Filter this material down to the lines that hold "glyph", copying each one.

══════════

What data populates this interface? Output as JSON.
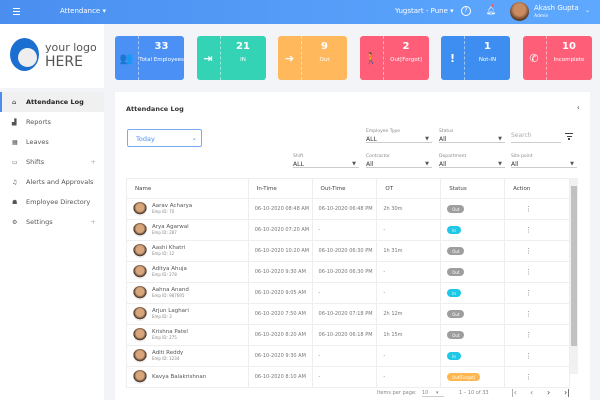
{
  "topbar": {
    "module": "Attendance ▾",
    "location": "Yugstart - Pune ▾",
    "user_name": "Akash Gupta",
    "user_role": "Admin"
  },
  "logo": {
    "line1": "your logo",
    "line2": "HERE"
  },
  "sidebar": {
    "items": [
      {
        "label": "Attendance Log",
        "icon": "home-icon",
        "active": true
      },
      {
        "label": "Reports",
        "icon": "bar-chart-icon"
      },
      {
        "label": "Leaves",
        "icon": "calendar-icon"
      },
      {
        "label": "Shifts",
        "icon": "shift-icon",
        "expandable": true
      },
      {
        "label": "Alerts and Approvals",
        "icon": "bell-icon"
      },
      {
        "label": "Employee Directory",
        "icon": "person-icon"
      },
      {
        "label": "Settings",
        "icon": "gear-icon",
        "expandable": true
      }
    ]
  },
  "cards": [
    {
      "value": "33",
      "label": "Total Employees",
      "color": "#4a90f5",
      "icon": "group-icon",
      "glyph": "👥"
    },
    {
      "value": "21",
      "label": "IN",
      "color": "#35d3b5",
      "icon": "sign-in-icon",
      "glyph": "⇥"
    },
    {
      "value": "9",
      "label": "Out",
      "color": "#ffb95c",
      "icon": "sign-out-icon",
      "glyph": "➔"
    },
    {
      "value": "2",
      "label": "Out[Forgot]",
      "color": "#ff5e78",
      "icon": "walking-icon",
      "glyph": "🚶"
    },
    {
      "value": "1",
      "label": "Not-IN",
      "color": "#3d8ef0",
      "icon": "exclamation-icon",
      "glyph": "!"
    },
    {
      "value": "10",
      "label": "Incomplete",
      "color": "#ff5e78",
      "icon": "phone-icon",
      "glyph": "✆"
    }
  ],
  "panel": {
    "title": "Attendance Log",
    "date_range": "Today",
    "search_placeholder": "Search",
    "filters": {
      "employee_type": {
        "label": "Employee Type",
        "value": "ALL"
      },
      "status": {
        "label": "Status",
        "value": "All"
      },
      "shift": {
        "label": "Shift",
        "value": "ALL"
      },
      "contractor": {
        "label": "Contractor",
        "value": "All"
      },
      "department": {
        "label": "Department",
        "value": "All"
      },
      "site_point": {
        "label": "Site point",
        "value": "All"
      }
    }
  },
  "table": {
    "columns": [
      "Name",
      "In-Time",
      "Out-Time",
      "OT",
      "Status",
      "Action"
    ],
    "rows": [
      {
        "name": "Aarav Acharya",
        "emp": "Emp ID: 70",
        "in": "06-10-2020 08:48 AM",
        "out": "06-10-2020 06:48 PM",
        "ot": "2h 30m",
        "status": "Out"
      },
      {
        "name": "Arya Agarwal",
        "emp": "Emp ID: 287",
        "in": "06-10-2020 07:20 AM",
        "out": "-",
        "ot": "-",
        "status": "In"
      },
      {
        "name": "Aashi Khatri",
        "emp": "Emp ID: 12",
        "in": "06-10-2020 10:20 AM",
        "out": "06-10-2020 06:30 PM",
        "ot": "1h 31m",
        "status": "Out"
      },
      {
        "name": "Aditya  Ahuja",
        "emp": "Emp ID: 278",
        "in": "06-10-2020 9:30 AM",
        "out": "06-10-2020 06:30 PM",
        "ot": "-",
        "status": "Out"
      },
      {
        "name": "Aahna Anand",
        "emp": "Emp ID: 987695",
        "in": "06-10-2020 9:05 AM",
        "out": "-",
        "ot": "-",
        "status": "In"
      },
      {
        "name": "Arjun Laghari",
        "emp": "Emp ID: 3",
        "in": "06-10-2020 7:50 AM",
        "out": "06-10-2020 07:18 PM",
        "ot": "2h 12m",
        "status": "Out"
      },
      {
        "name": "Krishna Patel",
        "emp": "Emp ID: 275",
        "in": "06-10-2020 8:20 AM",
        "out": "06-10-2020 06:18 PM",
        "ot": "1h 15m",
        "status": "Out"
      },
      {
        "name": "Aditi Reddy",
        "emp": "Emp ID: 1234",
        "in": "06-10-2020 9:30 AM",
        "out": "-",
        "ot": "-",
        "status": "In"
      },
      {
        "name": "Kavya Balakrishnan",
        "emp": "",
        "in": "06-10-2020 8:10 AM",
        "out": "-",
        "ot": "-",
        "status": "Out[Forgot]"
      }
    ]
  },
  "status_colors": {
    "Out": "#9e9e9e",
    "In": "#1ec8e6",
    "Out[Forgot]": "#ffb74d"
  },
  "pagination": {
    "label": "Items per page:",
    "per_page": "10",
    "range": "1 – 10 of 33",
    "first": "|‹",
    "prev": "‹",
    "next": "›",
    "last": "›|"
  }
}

══════════

**SOLUTION FOR THIS EXERCISE:**
      "glyph": "👥"
      "glyph": "⇥"
      "glyph": "➔"
      "glyph": "🚶"
      "glyph": "!"
      "glyph": "✆"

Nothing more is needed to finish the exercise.